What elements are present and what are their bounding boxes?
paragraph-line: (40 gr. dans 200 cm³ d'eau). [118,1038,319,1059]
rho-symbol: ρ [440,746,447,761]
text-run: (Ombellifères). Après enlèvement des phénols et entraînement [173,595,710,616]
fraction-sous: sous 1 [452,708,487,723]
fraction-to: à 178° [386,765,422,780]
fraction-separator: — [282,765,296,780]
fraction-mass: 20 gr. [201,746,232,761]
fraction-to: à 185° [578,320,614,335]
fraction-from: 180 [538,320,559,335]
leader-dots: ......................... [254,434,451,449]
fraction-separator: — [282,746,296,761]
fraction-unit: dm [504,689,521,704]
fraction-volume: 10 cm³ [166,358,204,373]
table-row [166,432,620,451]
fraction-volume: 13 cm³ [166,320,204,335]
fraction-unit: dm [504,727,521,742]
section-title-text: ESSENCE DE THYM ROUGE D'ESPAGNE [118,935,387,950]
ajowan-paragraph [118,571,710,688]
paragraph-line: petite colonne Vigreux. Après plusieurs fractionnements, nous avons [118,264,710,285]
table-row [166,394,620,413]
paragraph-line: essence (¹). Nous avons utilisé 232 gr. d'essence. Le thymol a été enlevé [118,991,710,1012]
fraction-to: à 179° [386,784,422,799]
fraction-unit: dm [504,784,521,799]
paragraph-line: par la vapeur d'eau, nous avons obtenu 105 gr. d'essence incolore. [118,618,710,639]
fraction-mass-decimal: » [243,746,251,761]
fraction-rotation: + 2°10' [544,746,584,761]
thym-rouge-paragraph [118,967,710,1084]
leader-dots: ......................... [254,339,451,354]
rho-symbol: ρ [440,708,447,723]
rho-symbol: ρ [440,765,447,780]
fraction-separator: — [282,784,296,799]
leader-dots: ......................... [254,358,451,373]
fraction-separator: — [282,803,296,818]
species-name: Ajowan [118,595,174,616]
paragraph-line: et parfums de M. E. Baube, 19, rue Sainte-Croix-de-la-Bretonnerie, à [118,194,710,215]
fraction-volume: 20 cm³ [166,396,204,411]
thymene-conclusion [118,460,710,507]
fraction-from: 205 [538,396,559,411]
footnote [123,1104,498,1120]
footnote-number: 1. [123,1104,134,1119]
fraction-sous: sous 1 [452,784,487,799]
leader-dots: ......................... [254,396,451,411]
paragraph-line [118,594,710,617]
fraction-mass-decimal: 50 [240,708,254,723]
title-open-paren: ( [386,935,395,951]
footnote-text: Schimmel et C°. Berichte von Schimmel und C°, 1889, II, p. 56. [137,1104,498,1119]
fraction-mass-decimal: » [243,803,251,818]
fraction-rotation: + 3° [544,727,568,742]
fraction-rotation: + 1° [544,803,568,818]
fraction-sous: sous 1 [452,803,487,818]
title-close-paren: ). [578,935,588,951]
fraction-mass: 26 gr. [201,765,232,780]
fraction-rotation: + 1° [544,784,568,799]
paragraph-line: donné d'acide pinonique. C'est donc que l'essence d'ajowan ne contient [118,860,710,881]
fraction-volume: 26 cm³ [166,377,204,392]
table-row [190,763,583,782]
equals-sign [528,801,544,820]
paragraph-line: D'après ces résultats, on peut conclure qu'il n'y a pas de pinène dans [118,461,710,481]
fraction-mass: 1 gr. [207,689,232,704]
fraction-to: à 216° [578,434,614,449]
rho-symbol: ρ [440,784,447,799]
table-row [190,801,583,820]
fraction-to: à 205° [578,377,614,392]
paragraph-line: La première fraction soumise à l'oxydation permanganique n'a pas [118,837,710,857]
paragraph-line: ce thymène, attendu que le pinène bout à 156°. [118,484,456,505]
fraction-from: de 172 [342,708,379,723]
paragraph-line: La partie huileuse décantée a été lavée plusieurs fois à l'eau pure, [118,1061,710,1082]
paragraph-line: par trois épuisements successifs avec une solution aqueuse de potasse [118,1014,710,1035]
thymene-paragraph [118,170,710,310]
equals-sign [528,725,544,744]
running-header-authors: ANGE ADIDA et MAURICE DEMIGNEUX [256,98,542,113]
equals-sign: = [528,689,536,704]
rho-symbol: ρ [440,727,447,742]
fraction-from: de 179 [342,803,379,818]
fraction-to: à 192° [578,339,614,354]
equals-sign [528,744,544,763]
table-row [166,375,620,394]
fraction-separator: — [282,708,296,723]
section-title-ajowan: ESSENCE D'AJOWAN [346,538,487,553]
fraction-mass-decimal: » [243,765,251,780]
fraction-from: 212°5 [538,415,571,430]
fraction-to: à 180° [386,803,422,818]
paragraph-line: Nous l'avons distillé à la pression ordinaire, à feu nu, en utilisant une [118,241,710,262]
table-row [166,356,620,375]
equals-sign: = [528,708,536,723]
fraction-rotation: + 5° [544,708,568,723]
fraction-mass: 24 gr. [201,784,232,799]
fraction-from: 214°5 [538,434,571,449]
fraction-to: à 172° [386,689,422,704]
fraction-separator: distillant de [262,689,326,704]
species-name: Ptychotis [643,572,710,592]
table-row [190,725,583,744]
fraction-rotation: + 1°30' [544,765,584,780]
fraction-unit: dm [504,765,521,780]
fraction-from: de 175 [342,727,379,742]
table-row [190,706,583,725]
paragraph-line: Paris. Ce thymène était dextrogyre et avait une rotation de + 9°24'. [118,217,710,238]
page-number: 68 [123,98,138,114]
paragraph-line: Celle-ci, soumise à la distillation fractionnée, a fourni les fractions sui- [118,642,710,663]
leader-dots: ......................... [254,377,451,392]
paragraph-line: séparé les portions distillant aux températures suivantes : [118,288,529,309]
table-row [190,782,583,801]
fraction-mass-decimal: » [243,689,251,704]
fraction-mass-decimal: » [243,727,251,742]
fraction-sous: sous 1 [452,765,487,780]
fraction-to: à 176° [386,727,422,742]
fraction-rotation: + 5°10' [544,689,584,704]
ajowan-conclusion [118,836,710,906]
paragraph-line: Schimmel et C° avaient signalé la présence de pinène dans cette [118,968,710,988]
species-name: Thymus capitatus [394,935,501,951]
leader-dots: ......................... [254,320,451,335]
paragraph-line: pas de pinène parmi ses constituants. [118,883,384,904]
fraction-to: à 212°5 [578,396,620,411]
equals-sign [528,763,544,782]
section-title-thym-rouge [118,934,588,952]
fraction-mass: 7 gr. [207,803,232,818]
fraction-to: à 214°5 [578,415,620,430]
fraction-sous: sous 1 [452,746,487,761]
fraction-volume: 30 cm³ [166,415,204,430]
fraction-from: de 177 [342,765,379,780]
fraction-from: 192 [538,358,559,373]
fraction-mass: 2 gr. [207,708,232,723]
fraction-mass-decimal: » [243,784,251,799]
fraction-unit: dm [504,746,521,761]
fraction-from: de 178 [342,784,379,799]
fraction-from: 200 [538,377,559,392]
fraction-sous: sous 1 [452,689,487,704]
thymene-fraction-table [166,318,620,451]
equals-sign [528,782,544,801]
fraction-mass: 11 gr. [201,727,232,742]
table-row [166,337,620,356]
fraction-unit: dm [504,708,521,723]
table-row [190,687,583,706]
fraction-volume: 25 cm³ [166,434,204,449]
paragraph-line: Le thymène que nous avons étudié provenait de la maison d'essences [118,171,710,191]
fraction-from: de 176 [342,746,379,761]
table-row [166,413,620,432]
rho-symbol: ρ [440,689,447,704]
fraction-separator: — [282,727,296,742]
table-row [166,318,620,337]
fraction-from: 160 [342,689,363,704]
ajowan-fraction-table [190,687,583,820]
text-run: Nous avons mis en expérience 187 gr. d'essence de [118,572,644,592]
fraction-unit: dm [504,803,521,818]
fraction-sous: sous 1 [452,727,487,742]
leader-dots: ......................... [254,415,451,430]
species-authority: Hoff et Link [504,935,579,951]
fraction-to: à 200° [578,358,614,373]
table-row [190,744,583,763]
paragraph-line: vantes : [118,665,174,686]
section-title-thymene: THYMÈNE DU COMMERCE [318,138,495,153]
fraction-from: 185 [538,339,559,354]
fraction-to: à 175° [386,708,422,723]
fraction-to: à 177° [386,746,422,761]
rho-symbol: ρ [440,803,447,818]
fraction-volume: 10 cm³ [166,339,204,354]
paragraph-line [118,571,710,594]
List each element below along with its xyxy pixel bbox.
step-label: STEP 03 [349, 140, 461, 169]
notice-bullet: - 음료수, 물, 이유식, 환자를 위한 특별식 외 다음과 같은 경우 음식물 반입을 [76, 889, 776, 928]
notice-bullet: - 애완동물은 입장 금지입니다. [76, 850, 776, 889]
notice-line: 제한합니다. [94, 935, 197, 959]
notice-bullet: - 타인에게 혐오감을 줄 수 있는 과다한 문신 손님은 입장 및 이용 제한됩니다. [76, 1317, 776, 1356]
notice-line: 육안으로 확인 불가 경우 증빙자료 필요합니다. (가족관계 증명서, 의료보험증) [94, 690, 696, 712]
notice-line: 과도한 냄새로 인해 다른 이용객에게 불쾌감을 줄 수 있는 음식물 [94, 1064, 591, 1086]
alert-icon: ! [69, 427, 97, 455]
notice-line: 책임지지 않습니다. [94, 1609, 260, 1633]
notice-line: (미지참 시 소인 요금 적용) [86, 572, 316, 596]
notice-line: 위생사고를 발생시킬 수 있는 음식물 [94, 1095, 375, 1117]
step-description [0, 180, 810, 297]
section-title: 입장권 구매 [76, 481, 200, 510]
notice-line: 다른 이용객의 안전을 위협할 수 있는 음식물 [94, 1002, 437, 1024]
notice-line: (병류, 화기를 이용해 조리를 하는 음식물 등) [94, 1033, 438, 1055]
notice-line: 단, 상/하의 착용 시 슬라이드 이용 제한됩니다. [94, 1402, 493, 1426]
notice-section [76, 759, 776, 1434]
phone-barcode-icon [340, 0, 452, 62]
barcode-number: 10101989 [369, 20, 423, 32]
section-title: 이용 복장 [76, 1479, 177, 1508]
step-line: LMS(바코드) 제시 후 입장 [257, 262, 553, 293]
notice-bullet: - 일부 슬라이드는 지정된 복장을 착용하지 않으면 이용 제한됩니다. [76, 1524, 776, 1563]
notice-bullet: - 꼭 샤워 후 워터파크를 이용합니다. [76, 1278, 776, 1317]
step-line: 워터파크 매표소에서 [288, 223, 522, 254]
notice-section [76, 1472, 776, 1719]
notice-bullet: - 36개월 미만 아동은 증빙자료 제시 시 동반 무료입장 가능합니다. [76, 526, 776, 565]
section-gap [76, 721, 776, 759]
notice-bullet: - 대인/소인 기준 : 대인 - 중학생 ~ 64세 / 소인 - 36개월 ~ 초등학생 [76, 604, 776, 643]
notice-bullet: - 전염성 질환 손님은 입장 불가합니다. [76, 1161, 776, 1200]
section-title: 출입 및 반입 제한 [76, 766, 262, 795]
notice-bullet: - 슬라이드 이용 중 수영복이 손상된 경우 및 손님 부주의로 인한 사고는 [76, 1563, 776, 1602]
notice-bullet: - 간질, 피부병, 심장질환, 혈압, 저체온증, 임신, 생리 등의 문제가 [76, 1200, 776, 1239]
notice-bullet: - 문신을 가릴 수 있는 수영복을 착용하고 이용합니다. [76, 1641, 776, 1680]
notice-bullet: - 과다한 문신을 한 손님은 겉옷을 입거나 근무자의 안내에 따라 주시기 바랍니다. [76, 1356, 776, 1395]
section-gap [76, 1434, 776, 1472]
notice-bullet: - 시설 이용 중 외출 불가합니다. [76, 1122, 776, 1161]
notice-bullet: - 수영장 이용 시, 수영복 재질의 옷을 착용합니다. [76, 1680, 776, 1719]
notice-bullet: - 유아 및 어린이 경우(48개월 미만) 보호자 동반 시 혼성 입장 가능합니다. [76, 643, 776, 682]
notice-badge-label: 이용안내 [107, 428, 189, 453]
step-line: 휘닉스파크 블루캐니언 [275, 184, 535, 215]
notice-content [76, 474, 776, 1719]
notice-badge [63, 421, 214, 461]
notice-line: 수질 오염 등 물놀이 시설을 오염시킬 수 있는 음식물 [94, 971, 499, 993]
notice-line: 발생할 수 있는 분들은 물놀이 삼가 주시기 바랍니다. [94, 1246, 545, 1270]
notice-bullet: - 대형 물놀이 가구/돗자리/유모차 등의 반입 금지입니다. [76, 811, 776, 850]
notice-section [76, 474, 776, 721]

## Goal
Report only the number of lines in the entries above that contain the word "dans".

## Exercise result
3